■ **AIM OF THE EXERCISE**:
From the listing that follows, extract every line and set it down unaltered.

--- --- ---

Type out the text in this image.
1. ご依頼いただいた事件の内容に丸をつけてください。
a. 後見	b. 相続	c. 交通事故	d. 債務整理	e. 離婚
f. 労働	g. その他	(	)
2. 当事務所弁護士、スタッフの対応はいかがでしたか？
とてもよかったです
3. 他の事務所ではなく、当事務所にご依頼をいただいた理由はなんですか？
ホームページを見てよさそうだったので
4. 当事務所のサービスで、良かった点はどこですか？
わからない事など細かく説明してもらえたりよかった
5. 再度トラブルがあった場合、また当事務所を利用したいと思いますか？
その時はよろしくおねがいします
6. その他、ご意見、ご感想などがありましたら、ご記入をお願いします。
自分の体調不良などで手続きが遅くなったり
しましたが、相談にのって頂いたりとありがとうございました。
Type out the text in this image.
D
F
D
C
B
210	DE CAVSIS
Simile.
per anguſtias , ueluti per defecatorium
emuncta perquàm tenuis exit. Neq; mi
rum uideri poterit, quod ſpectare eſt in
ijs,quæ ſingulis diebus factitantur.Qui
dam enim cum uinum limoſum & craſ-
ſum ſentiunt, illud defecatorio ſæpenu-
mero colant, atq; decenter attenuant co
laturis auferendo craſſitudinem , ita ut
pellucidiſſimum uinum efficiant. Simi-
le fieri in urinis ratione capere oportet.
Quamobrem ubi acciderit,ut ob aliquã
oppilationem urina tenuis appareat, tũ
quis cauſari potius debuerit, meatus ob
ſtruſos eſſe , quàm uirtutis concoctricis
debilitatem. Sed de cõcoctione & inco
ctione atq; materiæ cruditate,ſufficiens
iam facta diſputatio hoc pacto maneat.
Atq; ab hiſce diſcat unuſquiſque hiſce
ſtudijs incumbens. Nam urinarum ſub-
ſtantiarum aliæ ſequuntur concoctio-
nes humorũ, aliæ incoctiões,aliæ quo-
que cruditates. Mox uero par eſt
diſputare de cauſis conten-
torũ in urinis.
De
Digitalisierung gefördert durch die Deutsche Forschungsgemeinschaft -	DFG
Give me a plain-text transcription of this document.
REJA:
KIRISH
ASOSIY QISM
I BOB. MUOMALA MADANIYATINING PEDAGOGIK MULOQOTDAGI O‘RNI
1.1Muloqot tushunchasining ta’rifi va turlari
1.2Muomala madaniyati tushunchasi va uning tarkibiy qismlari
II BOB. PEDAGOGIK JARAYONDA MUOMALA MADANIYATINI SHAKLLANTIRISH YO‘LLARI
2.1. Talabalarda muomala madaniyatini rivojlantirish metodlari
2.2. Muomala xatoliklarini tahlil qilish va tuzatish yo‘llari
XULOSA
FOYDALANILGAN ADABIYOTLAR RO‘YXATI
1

--- --- ---

■ **WRITTEN ANSWER**:
Type out the text in this image.
1. ご依頼いただいた事件の内容に丸をつけてください。
a. 後見	b. 相続	c. 交通事故	d. 債務整理	e. 離婚
f. 労働	g. その他	(	)
2. 当事務所弁護士、スタッフの対応はいかがでしたか？
とてもよかったです
3. 他の事務所ではなく、当事務所にご依頼をいただいた理由はなんですか？
ホームページを見てよさそうだったので
4. 当事務所のサービスで、良かった点はどこですか？
わからない事など細かく説明してもらえたりよかった
5. 再度トラブルがあった場合、また当事務所を利用したいと思いますか？
その時はよろしくおねがいします
6. その他、ご意見、ご感想などがありましたら、ご記入をお願いします。
自分の体調不良などで手続きが遅くなったり
しましたが、相談にのって頂いたりとありがとうございました。
Type out the text in this image.
D
F
D
C
B
210	DE CAVSIS
Simile.
per anguſtias , ueluti per defecatorium
emuncta perquàm tenuis exit. Neq; mi
rum uideri poterit, quod ſpectare eſt in
ijs,quæ ſingulis diebus factitantur.Qui
dam enim cum uinum limoſum & craſ-
ſum ſentiunt, illud defecatorio ſæpenu-
mero colant, atq; decenter attenuant co
laturis auferendo craſſitudinem , ita ut
pellucidiſſimum uinum efficiant. Simi-
le fieri in urinis ratione capere oportet.
Quamobrem ubi acciderit,ut ob aliquã
oppilationem urina tenuis appareat, tũ
quis cauſari potius debuerit, meatus ob
ſtruſos eſſe , quàm uirtutis concoctricis
debilitatem. Sed de cõcoctione & inco
ctione atq; materiæ cruditate,ſufficiens
iam facta diſputatio hoc pacto maneat.
Atq; ab hiſce diſcat unuſquiſque hiſce
ſtudijs incumbens. Nam urinarum ſub-
ſtantiarum aliæ ſequuntur concoctio-
nes humorũ, aliæ incoctiões,aliæ quo-
que cruditates. Mox uero par eſt
diſputare de cauſis conten-
torũ in urinis.
De
Digitalisierung gefördert durch die Deutsche Forschungsgemeinschaft -	DFG
Give me a plain-text transcription of this document.
REJA:
KIRISH
ASOSIY QISM
I BOB. MUOMALA MADANIYATINING PEDAGOGIK MULOQOTDAGI O‘RNI
1.1Muloqot tushunchasining ta’rifi va turlari
1.2Muomala madaniyati tushunchasi va uning tarkibiy qismlari
II BOB. PEDAGOGIK JARAYONDA MUOMALA MADANIYATINI SHAKLLANTIRISH YO‘LLARI
2.1. Talabalarda muomala madaniyatini rivojlantirish metodlari
2.2. Muomala xatoliklarini tahlil qilish va tuzatish yo‘llari
XULOSA
FOYDALANILGAN ADABIYOTLAR RO‘YXATI
1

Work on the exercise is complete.